## Document extract
>>>>

Remember, that the day the President landed in Dallas—at Love Field, of all places—there were ads in the local papers, placed by right-wing extremists, draped like funeral announcements, “welcoming” the President of the United States to Texas. This is hardly surprising because, after all, UN Ambassador, and former presidential candidate, Adlai Stevenson was physically assaulted in Dallas only weeks before. In retrospect, what we were actually witnessing at the time was the birth of the Alt-Right movement in American politics.
And looking back at Kennedy’s undelivered speech it seems that the president, eerily, looked ahead more than half-a-century to the time of Trump.
JFK: There are no simple solutions
One of the trademarks of Trump is how “easy” it will be to change things. Obamacare overhaul would be simple—until it wasn’t: “Nobody knew healthcare could be so complicated,” proclaimed a stunned Trump. Tax cuts, too, would be simple. The budget would be simple. Thus far, with total Republican control of the government, Trump’s “easy” agenda is on life-support. Perhaps he should have listened to Kennedy, a man who knew the complexities of a complex world.
Kennedy knew there were no “simple” solutions. “This Nation’s strength and security are not easily or cheaply obtained,” said Kennedy’s speech, “nor are they quickly and simply explained. There are many kinds of strength and no one kind will suffice.”
Foreign policy: JFK warns about confusing “rhetoric with reality”
Trump and his surrogates—especially the “SNL”-maligned press secretary Sean Spicer—are currently bragging about the success of his trip to the Middle East and Europe. This bragging sounds a lot more like whistling past the graveyard. In Saudi Arabia, one of the most oppressive regimes in the world, there was not a peep out of Trump about human rights. After leaving the Middle East—so he thought—and arriving in Israel, he admitted, standing next to the Israeli Prime Minister, that he had told the Russians secrets that had been supplied to the U.S. by Israeli intelligence. A great start to the greatest foreign trip in the history of the U.S. presidency.
His Chevy Chase-inspired “The President’s National Lampoon’s Vacation” continued on European soil where he arm-wrestled with the French President, insulted the Germans, and generally played the stereotype of the boorish American tourist by pushing the new prime minister of Montenegro out of the way so he could get his mug in the center of a photo-op.
Trump’s foreign policy is defined by its chaos. Here’s what JFK’s speech was to say that day about foreign policy in a dangerous world:
“Ignorance and misinformation can handicap the progress of a city or a company, but they can, if allowed to prevail in foreign policy, handicap this country’s security. In a world of complex and continuing problems, in a world full of frustrations and irritations, America’s leadership must be guided by the lights of learning and reason – or else those who confuse rhetoric with reality and the plausible with the possible will gain the popular ascendancy with their seemingly swift and simple solutions to every world problem.”
JFK: “Voices are heard in the land…preaching doctrines wholly unrelated to reality”
Daniel Patrick Moynihan once famously said, “You are entitled to your own opinion, but you are not entitled to your own facts.”
Trump, with his “alternative facts” mentality, is trying to make Moynihan’s tenet, as Ron Ziegler, Nixon’s embattled press secretary, used to say, “inoperative.”
“There will always be dissident voices heard in the land,” Kennedy’s speech read, “expressing opposition without alternative, finding fault but never favor, perceiving gloom on every side and seeking influence without responsibility. Those voices are inevitable.

<<<<

Spatial annotation records:
>>>>

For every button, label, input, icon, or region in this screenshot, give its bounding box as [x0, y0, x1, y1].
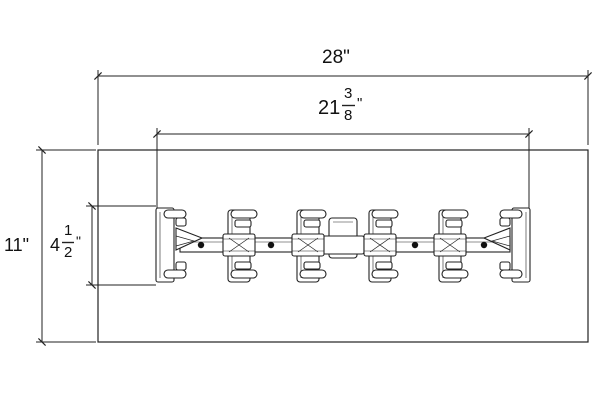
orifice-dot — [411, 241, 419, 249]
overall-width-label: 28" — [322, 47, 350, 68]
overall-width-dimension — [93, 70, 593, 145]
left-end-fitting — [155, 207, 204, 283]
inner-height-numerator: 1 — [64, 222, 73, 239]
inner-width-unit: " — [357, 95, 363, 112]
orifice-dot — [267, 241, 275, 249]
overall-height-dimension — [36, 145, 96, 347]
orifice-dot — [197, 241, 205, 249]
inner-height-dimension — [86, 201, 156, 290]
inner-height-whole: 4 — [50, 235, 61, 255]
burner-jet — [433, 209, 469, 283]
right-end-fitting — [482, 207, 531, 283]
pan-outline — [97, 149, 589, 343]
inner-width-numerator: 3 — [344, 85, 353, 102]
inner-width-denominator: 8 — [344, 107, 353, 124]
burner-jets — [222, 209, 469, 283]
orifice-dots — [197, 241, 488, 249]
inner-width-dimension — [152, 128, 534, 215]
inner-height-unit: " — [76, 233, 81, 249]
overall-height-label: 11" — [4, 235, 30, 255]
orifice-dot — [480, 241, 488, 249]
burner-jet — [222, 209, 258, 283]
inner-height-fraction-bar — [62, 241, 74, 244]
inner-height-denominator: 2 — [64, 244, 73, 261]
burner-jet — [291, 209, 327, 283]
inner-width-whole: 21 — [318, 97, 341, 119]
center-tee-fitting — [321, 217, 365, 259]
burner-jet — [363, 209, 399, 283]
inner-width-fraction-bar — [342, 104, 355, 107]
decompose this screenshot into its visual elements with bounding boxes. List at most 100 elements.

<<<<

## Direction 1
From the commentary on Kennedy's undelivered speech, copy the passage starting with "Trump and his" and going on through "the U.S. presidency.".
## Direction 2
According to the commentary on Kennedy's undelivered speech, who was physically assaulted in Dallas only weeks before the President landed there?

## Task answer 1
Trump and his surrogates—especially the “SNL”-maligned press secretary Sean Spicer—are currently bragging about the success of his trip to the Middle East and Europe. This bragging sounds a lot more like whistling past the graveyard. In Saudi Arabia, one of the most oppressive regimes in the world, there was not a peep out of Trump about human rights. After leaving the Middle East—so he thought—and arriving in Israel, he admitted, standing next to the Israeli Prime Minister, that he had told the Russians secrets that had been supplied to the U.S. by Israeli intelligence. A great start to the greatest foreign trip in the history of the U.S. presidency.

## Task answer 2
Adlai Stevenson, the UN Ambassador and former presidential candidate.